Excerpt provided:
————————

No findings of significance were identified.

1R15 Operability Evaluations

a. Inspection Scope

The inspectors reviewed operability determinations to assess the acceptability of the evaluations; the use and control of compensatory measures, when needed; and compliance with TSs. The inspectors review included a verification that the operability determinations were made as specified by procedure S-ODP-OPS-0116, Operability Determinations. The technical adequacy of the determinations was reviewed and compared to the TSs, UFSAR, and associated design basis documents (DBDs). The following seven evaluations were reviewed:

  • CR-1-2003-02968 concerning SW and emergency service water (ESW) pump operability under high ambient temperature conditions;
  • CR-1-2005-3885 concerning 112 chiller/control room emergency ventilation;
  • CR-1-2005-4104 concerning both trains of the RB emergency ventilation system (RBEVS) inoperable concurrently;
  • CR-2005-4252 concerning EDG 102 failure to reach rated voltage during the monthly surveillance test and subsequent instrumented run;
  • CR-2005-4285 concerning the fact that degraded undervoltage relay reset values were higher than post contingency voltage values; and
  • CR-2005-4328 concerning the fact that accuracy of the test equipment used for the degraded undervoltage relays for the 4.16 kV emergency busses did not meet calculation accuracy requirements.

b. Findings

No findings of significance were identified.

1R16 Operator Work-Arounds (71111.16 - cumulative assessment - 2 samples, specific

review - 1 sample)

————————

(Recorded data)

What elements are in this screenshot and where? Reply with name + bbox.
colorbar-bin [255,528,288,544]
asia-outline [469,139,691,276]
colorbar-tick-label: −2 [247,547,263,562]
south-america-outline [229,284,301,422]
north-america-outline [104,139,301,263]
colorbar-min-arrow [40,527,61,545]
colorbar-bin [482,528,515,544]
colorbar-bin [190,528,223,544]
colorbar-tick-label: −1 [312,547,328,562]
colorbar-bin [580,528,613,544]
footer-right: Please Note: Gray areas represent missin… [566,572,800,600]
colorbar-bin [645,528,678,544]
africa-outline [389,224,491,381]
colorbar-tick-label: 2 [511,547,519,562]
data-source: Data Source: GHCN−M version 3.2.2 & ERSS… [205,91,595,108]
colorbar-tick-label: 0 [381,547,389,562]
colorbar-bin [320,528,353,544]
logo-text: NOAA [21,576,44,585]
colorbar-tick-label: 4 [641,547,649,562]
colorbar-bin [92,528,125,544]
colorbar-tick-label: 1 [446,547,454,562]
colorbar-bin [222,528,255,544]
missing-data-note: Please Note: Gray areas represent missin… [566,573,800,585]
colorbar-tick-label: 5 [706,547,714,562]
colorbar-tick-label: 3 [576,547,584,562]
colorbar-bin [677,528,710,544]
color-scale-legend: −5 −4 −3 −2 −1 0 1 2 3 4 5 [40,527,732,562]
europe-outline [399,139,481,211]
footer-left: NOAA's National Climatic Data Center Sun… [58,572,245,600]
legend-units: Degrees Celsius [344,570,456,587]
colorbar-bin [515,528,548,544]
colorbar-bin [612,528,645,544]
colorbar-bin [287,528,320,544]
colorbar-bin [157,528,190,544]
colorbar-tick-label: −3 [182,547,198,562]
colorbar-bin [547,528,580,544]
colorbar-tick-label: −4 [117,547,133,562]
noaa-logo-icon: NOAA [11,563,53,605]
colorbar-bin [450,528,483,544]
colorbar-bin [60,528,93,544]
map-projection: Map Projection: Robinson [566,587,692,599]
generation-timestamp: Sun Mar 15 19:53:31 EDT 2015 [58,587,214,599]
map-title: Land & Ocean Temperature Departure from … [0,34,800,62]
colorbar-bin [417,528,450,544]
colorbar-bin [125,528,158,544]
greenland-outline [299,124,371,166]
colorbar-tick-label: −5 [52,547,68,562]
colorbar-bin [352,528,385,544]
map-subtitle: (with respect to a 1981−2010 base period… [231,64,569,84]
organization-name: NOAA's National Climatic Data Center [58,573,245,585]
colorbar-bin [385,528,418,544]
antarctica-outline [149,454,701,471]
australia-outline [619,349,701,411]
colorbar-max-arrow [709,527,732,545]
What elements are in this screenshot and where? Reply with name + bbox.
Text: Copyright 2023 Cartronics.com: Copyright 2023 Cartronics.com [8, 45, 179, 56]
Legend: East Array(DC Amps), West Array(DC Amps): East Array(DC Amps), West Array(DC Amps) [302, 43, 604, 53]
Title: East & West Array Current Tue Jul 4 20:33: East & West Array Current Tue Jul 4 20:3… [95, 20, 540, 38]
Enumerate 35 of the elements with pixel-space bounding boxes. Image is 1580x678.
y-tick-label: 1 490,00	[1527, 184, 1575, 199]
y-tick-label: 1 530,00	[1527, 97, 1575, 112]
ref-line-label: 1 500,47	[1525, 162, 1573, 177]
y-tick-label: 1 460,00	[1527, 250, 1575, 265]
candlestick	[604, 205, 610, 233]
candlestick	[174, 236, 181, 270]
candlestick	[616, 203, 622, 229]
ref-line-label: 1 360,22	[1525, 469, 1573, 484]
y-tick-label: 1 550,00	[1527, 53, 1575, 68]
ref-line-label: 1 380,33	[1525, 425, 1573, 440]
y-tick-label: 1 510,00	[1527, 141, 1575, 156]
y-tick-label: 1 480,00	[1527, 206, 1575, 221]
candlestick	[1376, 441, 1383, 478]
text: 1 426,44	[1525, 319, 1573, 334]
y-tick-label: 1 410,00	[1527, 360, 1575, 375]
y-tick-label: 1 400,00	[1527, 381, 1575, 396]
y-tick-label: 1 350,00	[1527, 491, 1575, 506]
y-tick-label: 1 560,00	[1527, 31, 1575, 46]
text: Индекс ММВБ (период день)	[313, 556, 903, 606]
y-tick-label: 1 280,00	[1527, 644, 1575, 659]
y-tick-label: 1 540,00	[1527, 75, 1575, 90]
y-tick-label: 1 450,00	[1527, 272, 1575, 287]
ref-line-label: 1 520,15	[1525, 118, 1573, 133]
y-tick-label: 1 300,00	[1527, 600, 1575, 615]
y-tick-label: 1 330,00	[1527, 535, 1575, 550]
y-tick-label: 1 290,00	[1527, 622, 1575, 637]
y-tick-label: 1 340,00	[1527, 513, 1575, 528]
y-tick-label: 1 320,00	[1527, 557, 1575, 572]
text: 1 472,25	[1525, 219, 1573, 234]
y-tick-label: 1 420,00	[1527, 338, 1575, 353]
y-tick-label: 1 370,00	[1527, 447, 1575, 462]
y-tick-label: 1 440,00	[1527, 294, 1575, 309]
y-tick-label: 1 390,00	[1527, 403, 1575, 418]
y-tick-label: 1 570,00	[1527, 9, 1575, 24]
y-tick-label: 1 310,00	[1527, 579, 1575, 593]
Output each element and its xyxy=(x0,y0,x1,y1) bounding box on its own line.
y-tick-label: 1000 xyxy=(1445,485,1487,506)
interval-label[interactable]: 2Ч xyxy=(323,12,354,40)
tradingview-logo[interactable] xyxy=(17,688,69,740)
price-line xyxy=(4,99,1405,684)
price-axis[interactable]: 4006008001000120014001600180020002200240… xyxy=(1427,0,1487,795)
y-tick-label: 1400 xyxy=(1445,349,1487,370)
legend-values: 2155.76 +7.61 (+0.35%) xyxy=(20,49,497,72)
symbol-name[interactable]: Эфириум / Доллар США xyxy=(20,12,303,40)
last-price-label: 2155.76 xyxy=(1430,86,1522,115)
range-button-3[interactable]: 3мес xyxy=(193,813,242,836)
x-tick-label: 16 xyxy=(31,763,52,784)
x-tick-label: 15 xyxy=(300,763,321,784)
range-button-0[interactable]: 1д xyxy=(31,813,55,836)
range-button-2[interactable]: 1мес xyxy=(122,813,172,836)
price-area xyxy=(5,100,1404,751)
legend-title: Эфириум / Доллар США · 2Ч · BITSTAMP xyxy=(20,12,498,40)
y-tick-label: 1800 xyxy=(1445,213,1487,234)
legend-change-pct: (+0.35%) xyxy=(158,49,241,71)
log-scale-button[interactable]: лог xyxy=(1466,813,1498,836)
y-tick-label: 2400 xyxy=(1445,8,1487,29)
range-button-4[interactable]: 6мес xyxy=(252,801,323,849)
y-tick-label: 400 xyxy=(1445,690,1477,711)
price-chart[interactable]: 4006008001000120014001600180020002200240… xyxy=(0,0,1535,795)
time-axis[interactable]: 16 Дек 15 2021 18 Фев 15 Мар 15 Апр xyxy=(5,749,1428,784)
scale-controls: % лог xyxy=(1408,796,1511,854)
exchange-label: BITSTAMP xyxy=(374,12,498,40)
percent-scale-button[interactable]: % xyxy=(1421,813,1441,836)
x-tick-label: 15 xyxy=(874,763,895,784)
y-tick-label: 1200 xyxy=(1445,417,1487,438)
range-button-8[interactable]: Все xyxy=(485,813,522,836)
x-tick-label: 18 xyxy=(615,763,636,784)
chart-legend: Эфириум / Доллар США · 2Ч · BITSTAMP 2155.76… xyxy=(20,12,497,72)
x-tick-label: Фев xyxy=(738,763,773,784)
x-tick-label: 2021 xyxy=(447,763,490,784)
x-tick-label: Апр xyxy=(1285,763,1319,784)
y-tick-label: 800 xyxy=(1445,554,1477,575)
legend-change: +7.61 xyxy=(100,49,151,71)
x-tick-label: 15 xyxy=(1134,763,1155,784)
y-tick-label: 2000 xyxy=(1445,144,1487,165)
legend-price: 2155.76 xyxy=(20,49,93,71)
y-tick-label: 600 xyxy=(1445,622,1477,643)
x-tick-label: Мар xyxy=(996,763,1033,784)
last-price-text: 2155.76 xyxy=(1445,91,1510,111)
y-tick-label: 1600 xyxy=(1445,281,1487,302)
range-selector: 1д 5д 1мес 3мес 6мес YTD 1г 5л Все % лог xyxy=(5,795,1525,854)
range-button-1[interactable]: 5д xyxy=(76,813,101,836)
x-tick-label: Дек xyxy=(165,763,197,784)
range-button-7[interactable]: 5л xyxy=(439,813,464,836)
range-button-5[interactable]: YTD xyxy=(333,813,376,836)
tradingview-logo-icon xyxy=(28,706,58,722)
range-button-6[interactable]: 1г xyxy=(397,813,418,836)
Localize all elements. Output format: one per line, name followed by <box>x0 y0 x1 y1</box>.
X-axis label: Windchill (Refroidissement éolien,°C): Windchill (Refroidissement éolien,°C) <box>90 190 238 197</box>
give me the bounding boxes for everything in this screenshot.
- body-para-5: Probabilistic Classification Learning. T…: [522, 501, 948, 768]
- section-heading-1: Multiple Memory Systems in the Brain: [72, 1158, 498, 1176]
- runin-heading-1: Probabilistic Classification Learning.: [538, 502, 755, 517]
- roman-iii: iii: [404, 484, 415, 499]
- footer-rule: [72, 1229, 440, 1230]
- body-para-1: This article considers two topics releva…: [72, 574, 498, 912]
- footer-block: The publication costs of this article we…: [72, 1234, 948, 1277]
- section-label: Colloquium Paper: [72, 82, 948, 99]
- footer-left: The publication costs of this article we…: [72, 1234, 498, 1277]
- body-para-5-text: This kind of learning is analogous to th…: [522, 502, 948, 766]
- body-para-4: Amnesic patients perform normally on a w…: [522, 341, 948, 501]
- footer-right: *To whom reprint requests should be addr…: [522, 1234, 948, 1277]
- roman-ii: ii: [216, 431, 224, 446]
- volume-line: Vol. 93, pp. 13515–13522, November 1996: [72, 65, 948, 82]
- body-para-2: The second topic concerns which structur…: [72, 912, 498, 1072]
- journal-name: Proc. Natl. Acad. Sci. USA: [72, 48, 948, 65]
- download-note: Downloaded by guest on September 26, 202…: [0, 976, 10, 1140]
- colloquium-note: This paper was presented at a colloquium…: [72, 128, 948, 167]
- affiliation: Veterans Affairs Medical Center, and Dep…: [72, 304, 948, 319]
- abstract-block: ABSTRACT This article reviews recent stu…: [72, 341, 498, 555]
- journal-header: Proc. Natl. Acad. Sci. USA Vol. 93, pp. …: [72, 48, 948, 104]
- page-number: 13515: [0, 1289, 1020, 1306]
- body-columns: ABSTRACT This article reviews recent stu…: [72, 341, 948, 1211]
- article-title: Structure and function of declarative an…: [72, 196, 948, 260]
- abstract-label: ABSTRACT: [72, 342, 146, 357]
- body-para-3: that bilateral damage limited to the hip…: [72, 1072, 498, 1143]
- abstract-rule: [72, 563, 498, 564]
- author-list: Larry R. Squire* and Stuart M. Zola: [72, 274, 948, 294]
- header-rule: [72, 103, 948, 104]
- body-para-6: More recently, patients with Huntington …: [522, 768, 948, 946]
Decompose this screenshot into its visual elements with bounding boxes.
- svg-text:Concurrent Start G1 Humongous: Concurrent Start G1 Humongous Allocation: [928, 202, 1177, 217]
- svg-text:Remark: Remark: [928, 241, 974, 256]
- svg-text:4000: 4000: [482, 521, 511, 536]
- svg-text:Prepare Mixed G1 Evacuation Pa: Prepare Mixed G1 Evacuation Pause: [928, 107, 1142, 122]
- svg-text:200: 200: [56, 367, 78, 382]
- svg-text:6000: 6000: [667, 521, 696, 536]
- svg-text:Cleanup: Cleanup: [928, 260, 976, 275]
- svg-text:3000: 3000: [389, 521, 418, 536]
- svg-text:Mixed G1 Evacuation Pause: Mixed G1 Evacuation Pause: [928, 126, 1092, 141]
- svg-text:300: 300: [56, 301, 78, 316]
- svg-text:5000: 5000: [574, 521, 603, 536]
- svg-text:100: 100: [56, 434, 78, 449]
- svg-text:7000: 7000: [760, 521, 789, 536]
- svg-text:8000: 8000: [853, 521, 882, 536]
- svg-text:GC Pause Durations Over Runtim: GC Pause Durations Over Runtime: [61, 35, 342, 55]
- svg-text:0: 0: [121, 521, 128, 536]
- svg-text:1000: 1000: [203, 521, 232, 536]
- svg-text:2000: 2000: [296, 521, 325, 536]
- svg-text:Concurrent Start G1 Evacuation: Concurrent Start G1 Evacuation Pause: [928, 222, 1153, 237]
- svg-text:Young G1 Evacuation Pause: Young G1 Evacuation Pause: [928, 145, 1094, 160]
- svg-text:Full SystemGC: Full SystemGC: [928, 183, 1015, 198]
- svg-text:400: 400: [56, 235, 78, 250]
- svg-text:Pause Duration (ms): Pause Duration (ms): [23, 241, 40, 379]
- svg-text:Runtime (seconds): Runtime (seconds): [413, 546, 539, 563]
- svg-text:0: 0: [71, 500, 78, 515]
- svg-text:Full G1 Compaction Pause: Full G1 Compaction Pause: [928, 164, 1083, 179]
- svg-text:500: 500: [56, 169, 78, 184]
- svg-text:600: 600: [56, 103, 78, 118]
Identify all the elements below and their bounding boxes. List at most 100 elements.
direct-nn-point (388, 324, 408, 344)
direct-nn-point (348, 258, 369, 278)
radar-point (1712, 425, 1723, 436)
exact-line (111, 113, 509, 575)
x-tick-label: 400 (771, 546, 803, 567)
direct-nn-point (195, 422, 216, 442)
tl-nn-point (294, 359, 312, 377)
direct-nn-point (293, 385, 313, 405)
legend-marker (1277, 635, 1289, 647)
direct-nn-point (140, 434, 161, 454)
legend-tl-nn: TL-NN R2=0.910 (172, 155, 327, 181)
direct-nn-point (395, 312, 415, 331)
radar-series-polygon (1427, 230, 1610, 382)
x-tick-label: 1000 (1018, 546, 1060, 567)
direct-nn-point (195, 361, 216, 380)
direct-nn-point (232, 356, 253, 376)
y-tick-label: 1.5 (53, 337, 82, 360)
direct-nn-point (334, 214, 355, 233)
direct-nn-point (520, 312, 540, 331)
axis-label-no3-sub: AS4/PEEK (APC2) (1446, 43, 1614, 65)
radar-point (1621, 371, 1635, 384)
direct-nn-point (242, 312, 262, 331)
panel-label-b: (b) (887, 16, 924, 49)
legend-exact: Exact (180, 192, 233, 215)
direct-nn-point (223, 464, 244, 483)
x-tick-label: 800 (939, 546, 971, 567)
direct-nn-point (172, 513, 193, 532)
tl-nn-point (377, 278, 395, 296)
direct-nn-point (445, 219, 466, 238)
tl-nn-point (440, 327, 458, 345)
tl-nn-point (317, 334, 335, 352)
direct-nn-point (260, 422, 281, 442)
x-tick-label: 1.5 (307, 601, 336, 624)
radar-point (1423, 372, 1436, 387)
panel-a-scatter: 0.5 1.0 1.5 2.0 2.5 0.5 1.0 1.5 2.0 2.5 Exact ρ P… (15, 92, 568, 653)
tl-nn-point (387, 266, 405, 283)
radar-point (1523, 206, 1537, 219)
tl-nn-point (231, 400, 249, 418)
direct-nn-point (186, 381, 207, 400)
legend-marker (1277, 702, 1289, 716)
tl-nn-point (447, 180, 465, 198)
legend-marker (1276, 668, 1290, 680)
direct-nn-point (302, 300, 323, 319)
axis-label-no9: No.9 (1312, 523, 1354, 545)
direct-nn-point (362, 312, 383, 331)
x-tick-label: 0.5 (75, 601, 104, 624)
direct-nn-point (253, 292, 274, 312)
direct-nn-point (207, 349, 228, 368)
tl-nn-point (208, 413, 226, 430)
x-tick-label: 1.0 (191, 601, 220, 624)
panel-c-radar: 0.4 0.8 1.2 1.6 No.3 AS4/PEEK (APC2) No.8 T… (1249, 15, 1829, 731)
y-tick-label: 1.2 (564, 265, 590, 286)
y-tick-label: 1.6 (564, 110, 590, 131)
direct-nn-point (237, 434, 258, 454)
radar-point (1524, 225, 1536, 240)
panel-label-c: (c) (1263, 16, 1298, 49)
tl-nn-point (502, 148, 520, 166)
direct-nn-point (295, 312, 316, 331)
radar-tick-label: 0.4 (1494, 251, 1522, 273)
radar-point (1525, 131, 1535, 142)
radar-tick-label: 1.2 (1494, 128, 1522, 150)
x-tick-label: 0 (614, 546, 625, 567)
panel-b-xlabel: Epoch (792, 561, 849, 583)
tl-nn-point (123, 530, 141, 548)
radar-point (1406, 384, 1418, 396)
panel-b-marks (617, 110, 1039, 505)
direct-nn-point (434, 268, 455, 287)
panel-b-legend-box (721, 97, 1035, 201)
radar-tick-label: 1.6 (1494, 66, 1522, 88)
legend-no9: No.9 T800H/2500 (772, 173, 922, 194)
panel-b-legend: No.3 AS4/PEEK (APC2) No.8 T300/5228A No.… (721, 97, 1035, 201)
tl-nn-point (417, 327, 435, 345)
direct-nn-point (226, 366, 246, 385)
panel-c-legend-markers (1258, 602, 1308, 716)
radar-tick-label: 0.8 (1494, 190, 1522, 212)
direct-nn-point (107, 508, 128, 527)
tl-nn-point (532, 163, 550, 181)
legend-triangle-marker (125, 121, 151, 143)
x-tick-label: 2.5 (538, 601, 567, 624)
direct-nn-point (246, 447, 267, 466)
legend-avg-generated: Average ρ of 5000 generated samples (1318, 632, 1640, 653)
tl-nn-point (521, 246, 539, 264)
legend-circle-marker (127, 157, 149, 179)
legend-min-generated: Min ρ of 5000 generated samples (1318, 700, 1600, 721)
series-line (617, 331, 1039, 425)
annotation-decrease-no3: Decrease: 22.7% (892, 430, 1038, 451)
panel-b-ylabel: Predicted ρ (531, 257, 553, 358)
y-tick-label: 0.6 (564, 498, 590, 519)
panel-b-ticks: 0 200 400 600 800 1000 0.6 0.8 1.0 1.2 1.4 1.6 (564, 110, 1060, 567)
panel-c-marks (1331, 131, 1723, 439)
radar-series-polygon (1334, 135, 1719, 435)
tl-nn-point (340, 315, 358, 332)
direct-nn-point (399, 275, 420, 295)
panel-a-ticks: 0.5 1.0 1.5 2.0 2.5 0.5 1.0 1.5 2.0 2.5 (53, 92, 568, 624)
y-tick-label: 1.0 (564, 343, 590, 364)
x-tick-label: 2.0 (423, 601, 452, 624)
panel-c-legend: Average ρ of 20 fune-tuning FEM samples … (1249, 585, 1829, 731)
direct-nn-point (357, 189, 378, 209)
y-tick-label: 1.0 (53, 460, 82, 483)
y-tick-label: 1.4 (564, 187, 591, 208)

————————

Continue the inspection report excerpt, starting right after its final heading line.

.1 Cumulative Assessment

a. Inspection Scope

The inspectors completed the following two operator work-around inspection samples:

  • The inspectors evaluated the cumulative effects of identified operator work-arounds, burdens, and control room deficiencies on the functionality of mitigating systems at Unit 1. The work-arounds were reviewed to determine the effect on the functional capability of affected systems and operator performance during plant transients and accidents. The inspectors verified that all identified problems were captured in the corrective action program (CAP), and also reviewed NMPNS assessment of the cumulative effects of the identified work-arounds at Unit 1 in accordance with NAI-REL-02, Workaround Program.
  • The inspectors evaluated the cumulative effects of identified operator work-arounds, burdens, and control room deficiencies on the functionality of mitigating systems at Unit 2. The work-arounds were reviewed to determine the effect on the functional capability of affected systems and operator performance during plant transients and accidents. The inspectors verified that all identified problems were captured in the CAP, and also reviewed NMPNS assessment of the cumulative effects of the identified work-arounds at Unit 2 in accordance with NAI-REL-02, Workaround Program.

.2 Specific Review

a. Inspection Scope

  • The inspectors performed a detailed review of the NMPNS-identified operator work-around associated with operation of the RBCLC expansion tank level control valve 2CCP-AOV120. The work-around was reviewed to determine its affect on the functional capability of RBCLC and operator performance during plant transients and accidents. The inspector also verified that corrective actions to address the identified work-around were tracked by the corrective action or work management programs.

b. Findings

No findings of significance were identified.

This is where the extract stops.